WHAT THE EXERCISE ASKS: Quote every line below exactly and skip any picture.

LISTED ENTRIES:

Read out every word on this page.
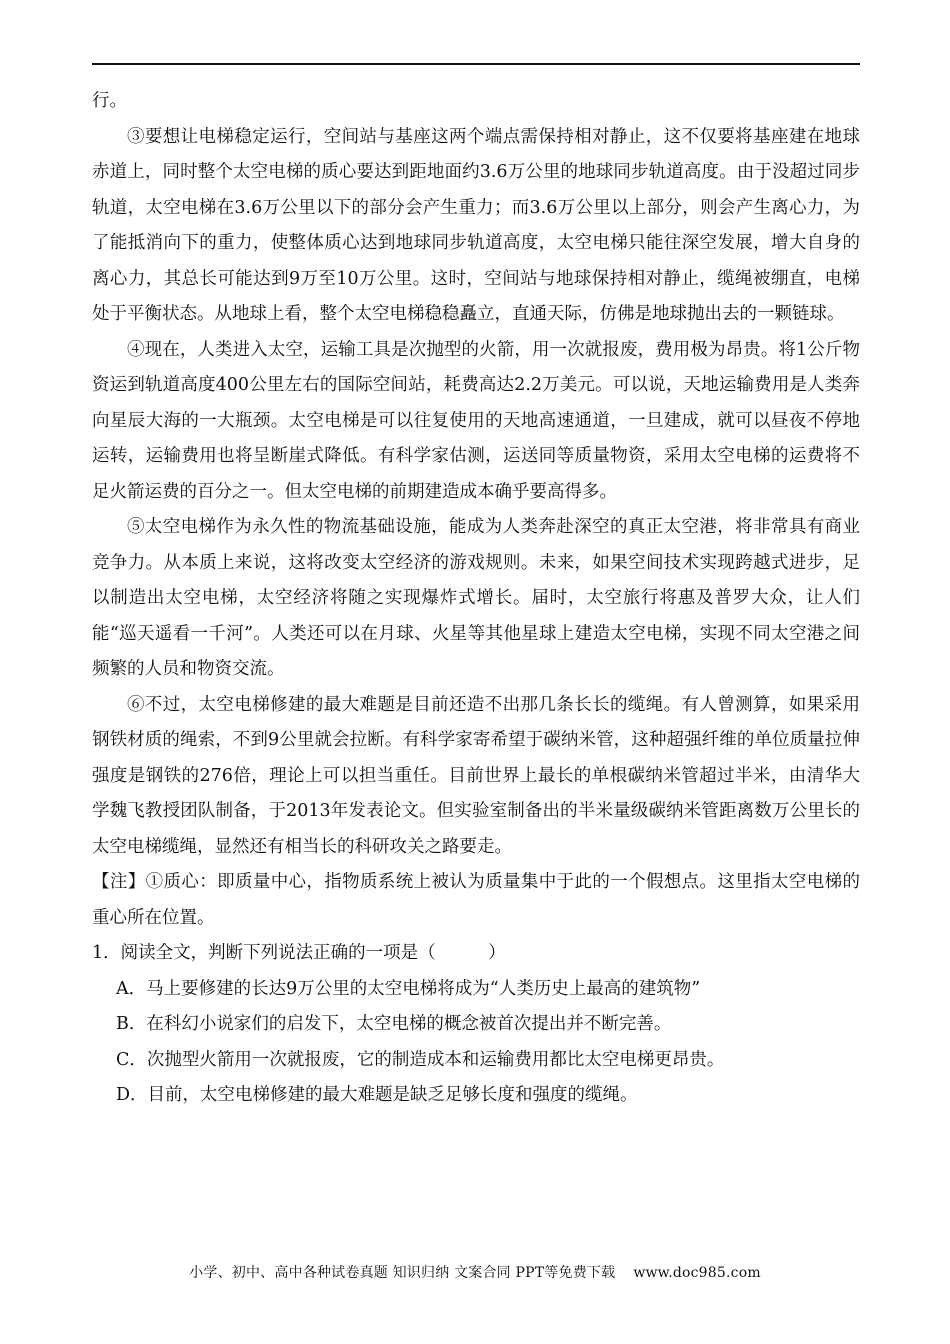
行。

③要想让电梯稳定运行，空间站与基座这两个端点需保持相对静止，这不仅要将基座建在地球赤道上，同时整个太空电梯的质心要达到距地面约3.6万公里的地球同步轨道高度。由于没超过同步轨道，太空电梯在3.6万公里以下的部分会产生重力；而3.6万公里以上部分，则会产生离心力，为了能抵消向下的重力，使整体质心达到地球同步轨道高度，太空电梯只能往深空发展，增大自身的离心力，其总长可能达到9万至10万公里。这时，空间站与地球保持相对静止，缆绳被绷直，电梯处于平衡状态。从地球上看，整个太空电梯稳稳矗立，直通天际，仿佛是地球抛出去的一颗链球。

④现在，人类进入太空，运输工具是次抛型的火箭，用一次就报废，费用极为昂贵。将1公斤物资运到轨道高度400公里左右的国际空间站，耗费高达2.2万美元。可以说，天地运输费用是人类奔向星辰大海的一大瓶颈。太空电梯是可以往复使用的天地高速通道，一旦建成，就可以昼夜不停地运转，运输费用也将呈断崖式降低。有科学家估测，运送同等质量物资，采用太空电梯的运费将不足火箭运费的百分之一。但太空电梯的前期建造成本确乎要高得多。

⑤太空电梯作为永久性的物流基础设施，能成为人类奔赴深空的真正太空港，将非常具有商业竞争力。从本质上来说，这将改变太空经济的游戏规则。未来，如果空间技术实现跨越式进步，足以制造出太空电梯，太空经济将随之实现爆炸式增长。届时，太空旅行将惠及普罗大众，让人们能“巡天遥看一千河”。人类还可以在月球、火星等其他星球上建造太空电梯，实现不同太空港之间频繁的人员和物资交流。

⑥不过，太空电梯修建的最大难题是目前还造不出那几条长长的缆绳。有人曾测算，如果采用钢铁材质的绳索，不到9公里就会拉断。有科学家寄希望于碳纳米管，这种超强纤维的单位质量拉伸强度是钢铁的276倍，理论上可以担当重任。目前世界上最长的单根碳纳米管超过半米，由清华大学魏飞教授团队制备，于2013年发表论文。但实验室制备出的半米量级碳纳米管距离数万公里长的太空电梯缆绳，显然还有相当长的科研攻关之路要走。

【注】①质心：即质量中心，指物质系统上被认为质量集中于此的一个假想点。这里指太空电梯的重心所在位置。

1．阅读全文，判断下列说法正确的一项是（　　　）

A．马上要修建的长达9万公里的太空电梯将成为“人类历史上最高的建筑物”

B．在科幻小说家们的启发下，太空电梯的概念被首次提出并不断完善。

C．次抛型火箭用一次就报废，它的制造成本和运输费用都比太空电梯更昂贵。

D．目前，太空电梯修建的最大难题是缺乏足够长度和强度的缆绳。

小学、初中、高中各种试卷真题 知识归纳 文案合同 PPT等免费下载 www.doc985.com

SOLUTION FOR THIS EXERCISE:
Read out every word on this page.
行。

③要想让电梯稳定运行，空间站与基座这两个端点需保持相对静止，这不仅要将基座建在地球赤道上，同时整个太空电梯的质心要达到距地面约3.6万公里的地球同步轨道高度。由于没超过同步轨道，太空电梯在3.6万公里以下的部分会产生重力；而3.6万公里以上部分，则会产生离心力，为了能抵消向下的重力，使整体质心达到地球同步轨道高度，太空电梯只能往深空发展，增大自身的离心力，其总长可能达到9万至10万公里。这时，空间站与地球保持相对静止，缆绳被绷直，电梯处于平衡状态。从地球上看，整个太空电梯稳稳矗立，直通天际，仿佛是地球抛出去的一颗链球。

④现在，人类进入太空，运输工具是次抛型的火箭，用一次就报废，费用极为昂贵。将1公斤物资运到轨道高度400公里左右的国际空间站，耗费高达2.2万美元。可以说，天地运输费用是人类奔向星辰大海的一大瓶颈。太空电梯是可以往复使用的天地高速通道，一旦建成，就可以昼夜不停地运转，运输费用也将呈断崖式降低。有科学家估测，运送同等质量物资，采用太空电梯的运费将不足火箭运费的百分之一。但太空电梯的前期建造成本确乎要高得多。

⑤太空电梯作为永久性的物流基础设施，能成为人类奔赴深空的真正太空港，将非常具有商业竞争力。从本质上来说，这将改变太空经济的游戏规则。未来，如果空间技术实现跨越式进步，足以制造出太空电梯，太空经济将随之实现爆炸式增长。届时，太空旅行将惠及普罗大众，让人们能“巡天遥看一千河”。人类还可以在月球、火星等其他星球上建造太空电梯，实现不同太空港之间频繁的人员和物资交流。

⑥不过，太空电梯修建的最大难题是目前还造不出那几条长长的缆绳。有人曾测算，如果采用钢铁材质的绳索，不到9公里就会拉断。有科学家寄希望于碳纳米管，这种超强纤维的单位质量拉伸强度是钢铁的276倍，理论上可以担当重任。目前世界上最长的单根碳纳米管超过半米，由清华大学魏飞教授团队制备，于2013年发表论文。但实验室制备出的半米量级碳纳米管距离数万公里长的太空电梯缆绳，显然还有相当长的科研攻关之路要走。

【注】①质心：即质量中心，指物质系统上被认为质量集中于此的一个假想点。这里指太空电梯的重心所在位置。

1．阅读全文，判断下列说法正确的一项是（　　　）

A．马上要修建的长达9万公里的太空电梯将成为“人类历史上最高的建筑物”

B．在科幻小说家们的启发下，太空电梯的概念被首次提出并不断完善。

C．次抛型火箭用一次就报废，它的制造成本和运输费用都比太空电梯更昂贵。

D．目前，太空电梯修建的最大难题是缺乏足够长度和强度的缆绳。

小学、初中、高中各种试卷真题 知识归纳 文案合同 PPT等免费下载 www.doc985.com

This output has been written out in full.